Start Recorded data
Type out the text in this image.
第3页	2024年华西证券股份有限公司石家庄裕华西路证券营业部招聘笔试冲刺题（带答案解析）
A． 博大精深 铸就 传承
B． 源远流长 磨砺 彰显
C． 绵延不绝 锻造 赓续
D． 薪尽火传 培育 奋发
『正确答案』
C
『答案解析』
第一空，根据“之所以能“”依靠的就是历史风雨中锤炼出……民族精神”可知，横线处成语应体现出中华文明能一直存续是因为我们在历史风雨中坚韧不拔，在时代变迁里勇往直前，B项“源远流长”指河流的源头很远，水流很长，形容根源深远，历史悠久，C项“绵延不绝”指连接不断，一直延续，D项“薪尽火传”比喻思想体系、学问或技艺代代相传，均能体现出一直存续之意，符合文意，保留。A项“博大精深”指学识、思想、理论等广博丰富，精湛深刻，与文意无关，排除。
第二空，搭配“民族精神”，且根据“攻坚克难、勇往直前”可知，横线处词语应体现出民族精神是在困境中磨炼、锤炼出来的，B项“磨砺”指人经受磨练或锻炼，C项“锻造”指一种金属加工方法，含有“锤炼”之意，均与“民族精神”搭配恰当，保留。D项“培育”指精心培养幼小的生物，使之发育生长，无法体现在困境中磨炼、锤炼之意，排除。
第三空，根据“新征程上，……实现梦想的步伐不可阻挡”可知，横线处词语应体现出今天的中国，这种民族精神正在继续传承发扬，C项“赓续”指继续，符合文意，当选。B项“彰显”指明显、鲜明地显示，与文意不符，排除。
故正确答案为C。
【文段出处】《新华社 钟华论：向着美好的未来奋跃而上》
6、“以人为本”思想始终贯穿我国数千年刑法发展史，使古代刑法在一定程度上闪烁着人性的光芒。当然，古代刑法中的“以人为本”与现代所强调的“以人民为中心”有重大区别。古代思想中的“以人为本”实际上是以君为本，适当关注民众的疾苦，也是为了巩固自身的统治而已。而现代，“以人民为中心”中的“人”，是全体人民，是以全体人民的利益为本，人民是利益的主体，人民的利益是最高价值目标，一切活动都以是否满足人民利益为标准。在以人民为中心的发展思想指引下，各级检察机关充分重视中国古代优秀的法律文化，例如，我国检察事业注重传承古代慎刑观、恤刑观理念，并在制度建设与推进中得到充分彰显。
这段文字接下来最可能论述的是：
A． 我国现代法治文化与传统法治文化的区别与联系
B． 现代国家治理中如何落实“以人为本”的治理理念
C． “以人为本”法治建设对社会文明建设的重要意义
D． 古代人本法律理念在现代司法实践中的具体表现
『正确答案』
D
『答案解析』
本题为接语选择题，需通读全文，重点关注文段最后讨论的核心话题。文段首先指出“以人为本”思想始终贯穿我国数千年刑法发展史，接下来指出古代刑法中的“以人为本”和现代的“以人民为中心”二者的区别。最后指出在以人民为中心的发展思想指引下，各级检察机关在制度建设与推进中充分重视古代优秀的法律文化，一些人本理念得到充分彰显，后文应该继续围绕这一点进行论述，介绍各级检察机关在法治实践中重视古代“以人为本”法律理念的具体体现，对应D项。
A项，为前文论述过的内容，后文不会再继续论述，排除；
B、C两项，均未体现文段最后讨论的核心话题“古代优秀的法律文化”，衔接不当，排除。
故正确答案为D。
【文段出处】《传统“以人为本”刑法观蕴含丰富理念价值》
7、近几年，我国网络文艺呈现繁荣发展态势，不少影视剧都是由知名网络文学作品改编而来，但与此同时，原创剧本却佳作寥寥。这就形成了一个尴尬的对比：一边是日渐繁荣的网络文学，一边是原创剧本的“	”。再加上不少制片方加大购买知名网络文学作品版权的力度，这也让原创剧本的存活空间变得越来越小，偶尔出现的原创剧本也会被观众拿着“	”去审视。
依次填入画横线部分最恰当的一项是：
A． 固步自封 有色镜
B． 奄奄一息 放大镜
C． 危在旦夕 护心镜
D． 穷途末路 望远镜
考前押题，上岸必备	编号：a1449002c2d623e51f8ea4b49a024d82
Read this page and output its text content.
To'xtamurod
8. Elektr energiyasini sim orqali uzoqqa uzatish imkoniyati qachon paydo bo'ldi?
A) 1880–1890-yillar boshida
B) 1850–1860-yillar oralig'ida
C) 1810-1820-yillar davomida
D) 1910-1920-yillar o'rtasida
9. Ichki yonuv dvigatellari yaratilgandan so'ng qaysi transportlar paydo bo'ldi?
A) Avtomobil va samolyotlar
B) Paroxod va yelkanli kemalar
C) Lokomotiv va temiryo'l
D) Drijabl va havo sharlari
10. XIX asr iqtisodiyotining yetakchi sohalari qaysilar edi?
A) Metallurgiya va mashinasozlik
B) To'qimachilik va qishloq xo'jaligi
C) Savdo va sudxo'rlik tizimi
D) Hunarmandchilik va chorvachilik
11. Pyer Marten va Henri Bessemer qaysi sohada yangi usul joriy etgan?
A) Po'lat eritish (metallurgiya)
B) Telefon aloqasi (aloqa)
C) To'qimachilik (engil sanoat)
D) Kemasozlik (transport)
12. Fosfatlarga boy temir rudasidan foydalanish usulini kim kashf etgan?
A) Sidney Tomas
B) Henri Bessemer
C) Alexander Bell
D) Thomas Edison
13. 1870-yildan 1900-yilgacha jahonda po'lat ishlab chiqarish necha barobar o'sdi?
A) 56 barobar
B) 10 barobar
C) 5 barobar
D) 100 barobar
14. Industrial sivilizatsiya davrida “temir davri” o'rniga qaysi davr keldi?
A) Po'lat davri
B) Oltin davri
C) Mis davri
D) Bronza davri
End Recorded data
§ Requirement:
Write each line above out exactly.

§ Correct answer:
Type out the text in this image.
第3页	2024年华西证券股份有限公司石家庄裕华西路证券营业部招聘笔试冲刺题（带答案解析）
A． 博大精深 铸就 传承
B． 源远流长 磨砺 彰显
C． 绵延不绝 锻造 赓续
D． 薪尽火传 培育 奋发
『正确答案』
C
『答案解析』
第一空，根据“之所以能“”依靠的就是历史风雨中锤炼出……民族精神”可知，横线处成语应体现出中华文明能一直存续是因为我们在历史风雨中坚韧不拔，在时代变迁里勇往直前，B项“源远流长”指河流的源头很远，水流很长，形容根源深远，历史悠久，C项“绵延不绝”指连接不断，一直延续，D项“薪尽火传”比喻思想体系、学问或技艺代代相传，均能体现出一直存续之意，符合文意，保留。A项“博大精深”指学识、思想、理论等广博丰富，精湛深刻，与文意无关，排除。
第二空，搭配“民族精神”，且根据“攻坚克难、勇往直前”可知，横线处词语应体现出民族精神是在困境中磨炼、锤炼出来的，B项“磨砺”指人经受磨练或锻炼，C项“锻造”指一种金属加工方法，含有“锤炼”之意，均与“民族精神”搭配恰当，保留。D项“培育”指精心培养幼小的生物，使之发育生长，无法体现在困境中磨炼、锤炼之意，排除。
第三空，根据“新征程上，……实现梦想的步伐不可阻挡”可知，横线处词语应体现出今天的中国，这种民族精神正在继续传承发扬，C项“赓续”指继续，符合文意，当选。B项“彰显”指明显、鲜明地显示，与文意不符，排除。
故正确答案为C。
【文段出处】《新华社 钟华论：向着美好的未来奋跃而上》
6、“以人为本”思想始终贯穿我国数千年刑法发展史，使古代刑法在一定程度上闪烁着人性的光芒。当然，古代刑法中的“以人为本”与现代所强调的“以人民为中心”有重大区别。古代思想中的“以人为本”实际上是以君为本，适当关注民众的疾苦，也是为了巩固自身的统治而已。而现代，“以人民为中心”中的“人”，是全体人民，是以全体人民的利益为本，人民是利益的主体，人民的利益是最高价值目标，一切活动都以是否满足人民利益为标准。在以人民为中心的发展思想指引下，各级检察机关充分重视中国古代优秀的法律文化，例如，我国检察事业注重传承古代慎刑观、恤刑观理念，并在制度建设与推进中得到充分彰显。
这段文字接下来最可能论述的是：
A． 我国现代法治文化与传统法治文化的区别与联系
B． 现代国家治理中如何落实“以人为本”的治理理念
C． “以人为本”法治建设对社会文明建设的重要意义
D． 古代人本法律理念在现代司法实践中的具体表现
『正确答案』
D
『答案解析』
本题为接语选择题，需通读全文，重点关注文段最后讨论的核心话题。文段首先指出“以人为本”思想始终贯穿我国数千年刑法发展史，接下来指出古代刑法中的“以人为本”和现代的“以人民为中心”二者的区别。最后指出在以人民为中心的发展思想指引下，各级检察机关在制度建设与推进中充分重视古代优秀的法律文化，一些人本理念得到充分彰显，后文应该继续围绕这一点进行论述，介绍各级检察机关在法治实践中重视古代“以人为本”法律理念的具体体现，对应D项。
A项，为前文论述过的内容，后文不会再继续论述，排除；
B、C两项，均未体现文段最后讨论的核心话题“古代优秀的法律文化”，衔接不当，排除。
故正确答案为D。
【文段出处】《传统“以人为本”刑法观蕴含丰富理念价值》
7、近几年，我国网络文艺呈现繁荣发展态势，不少影视剧都是由知名网络文学作品改编而来，但与此同时，原创剧本却佳作寥寥。这就形成了一个尴尬的对比：一边是日渐繁荣的网络文学，一边是原创剧本的“	”。再加上不少制片方加大购买知名网络文学作品版权的力度，这也让原创剧本的存活空间变得越来越小，偶尔出现的原创剧本也会被观众拿着“	”去审视。
依次填入画横线部分最恰当的一项是：
A． 固步自封 有色镜
B． 奄奄一息 放大镜
C． 危在旦夕 护心镜
D． 穷途末路 望远镜
考前押题，上岸必备	编号：a1449002c2d623e51f8ea4b49a024d82
Read this page and output its text content.
To'xtamurod
8. Elektr energiyasini sim orqali uzoqqa uzatish imkoniyati qachon paydo bo'ldi?
A) 1880–1890-yillar boshida
B) 1850–1860-yillar oralig'ida
C) 1810-1820-yillar davomida
D) 1910-1920-yillar o'rtasida
9. Ichki yonuv dvigatellari yaratilgandan so'ng qaysi transportlar paydo bo'ldi?
A) Avtomobil va samolyotlar
B) Paroxod va yelkanli kemalar
C) Lokomotiv va temiryo'l
D) Drijabl va havo sharlari
10. XIX asr iqtisodiyotining yetakchi sohalari qaysilar edi?
A) Metallurgiya va mashinasozlik
B) To'qimachilik va qishloq xo'jaligi
C) Savdo va sudxo'rlik tizimi
D) Hunarmandchilik va chorvachilik
11. Pyer Marten va Henri Bessemer qaysi sohada yangi usul joriy etgan?
A) Po'lat eritish (metallurgiya)
B) Telefon aloqasi (aloqa)
C) To'qimachilik (engil sanoat)
D) Kemasozlik (transport)
12. Fosfatlarga boy temir rudasidan foydalanish usulini kim kashf etgan?
A) Sidney Tomas
B) Henri Bessemer
C) Alexander Bell
D) Thomas Edison
13. 1870-yildan 1900-yilgacha jahonda po'lat ishlab chiqarish necha barobar o'sdi?
A) 56 barobar
B) 10 barobar
C) 5 barobar
D) 100 barobar
14. Industrial sivilizatsiya davrida “temir davri” o'rniga qaysi davr keldi?
A) Po'lat davri
B) Oltin davri
C) Mis davri
D) Bronza davri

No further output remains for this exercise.